§ **PROVIDED ENTRIES**:
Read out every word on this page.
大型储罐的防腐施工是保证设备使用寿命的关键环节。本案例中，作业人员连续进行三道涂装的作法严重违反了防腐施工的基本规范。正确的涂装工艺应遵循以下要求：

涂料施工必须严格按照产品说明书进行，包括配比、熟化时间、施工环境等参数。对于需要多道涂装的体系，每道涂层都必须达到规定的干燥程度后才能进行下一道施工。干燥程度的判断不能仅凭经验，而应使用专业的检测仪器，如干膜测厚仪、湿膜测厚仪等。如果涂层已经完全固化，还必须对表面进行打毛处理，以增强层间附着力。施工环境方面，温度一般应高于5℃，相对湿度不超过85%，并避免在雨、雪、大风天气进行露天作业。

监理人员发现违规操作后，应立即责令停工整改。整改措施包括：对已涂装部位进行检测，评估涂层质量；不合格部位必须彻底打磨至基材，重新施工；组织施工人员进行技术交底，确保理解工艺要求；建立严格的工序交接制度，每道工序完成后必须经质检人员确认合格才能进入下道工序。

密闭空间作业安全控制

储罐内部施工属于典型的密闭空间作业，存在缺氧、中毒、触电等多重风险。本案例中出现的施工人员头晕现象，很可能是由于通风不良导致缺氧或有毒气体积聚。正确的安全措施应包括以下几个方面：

§ **EXERCISE DETAILS**:
All entries shown above should be printed again exactly.

§ **RESULT BELOW**:
Read out every word on this page.
大型储罐的防腐施工是保证设备使用寿命的关键环节。本案例中，作业人员连续进行三道涂装的作法严重违反了防腐施工的基本规范。正确的涂装工艺应遵循以下要求：

涂料施工必须严格按照产品说明书进行，包括配比、熟化时间、施工环境等参数。对于需要多道涂装的体系，每道涂层都必须达到规定的干燥程度后才能进行下一道施工。干燥程度的判断不能仅凭经验，而应使用专业的检测仪器，如干膜测厚仪、湿膜测厚仪等。如果涂层已经完全固化，还必须对表面进行打毛处理，以增强层间附着力。施工环境方面，温度一般应高于5℃，相对湿度不超过85%，并避免在雨、雪、大风天气进行露天作业。

监理人员发现违规操作后，应立即责令停工整改。整改措施包括：对已涂装部位进行检测，评估涂层质量；不合格部位必须彻底打磨至基材，重新施工；组织施工人员进行技术交底，确保理解工艺要求；建立严格的工序交接制度，每道工序完成后必须经质检人员确认合格才能进入下道工序。

密闭空间作业安全控制

储罐内部施工属于典型的密闭空间作业，存在缺氧、中毒、触电等多重风险。本案例中出现的施工人员头晕现象，很可能是由于通风不良导致缺氧或有毒气体积聚。正确的安全措施应包括以下几个方面：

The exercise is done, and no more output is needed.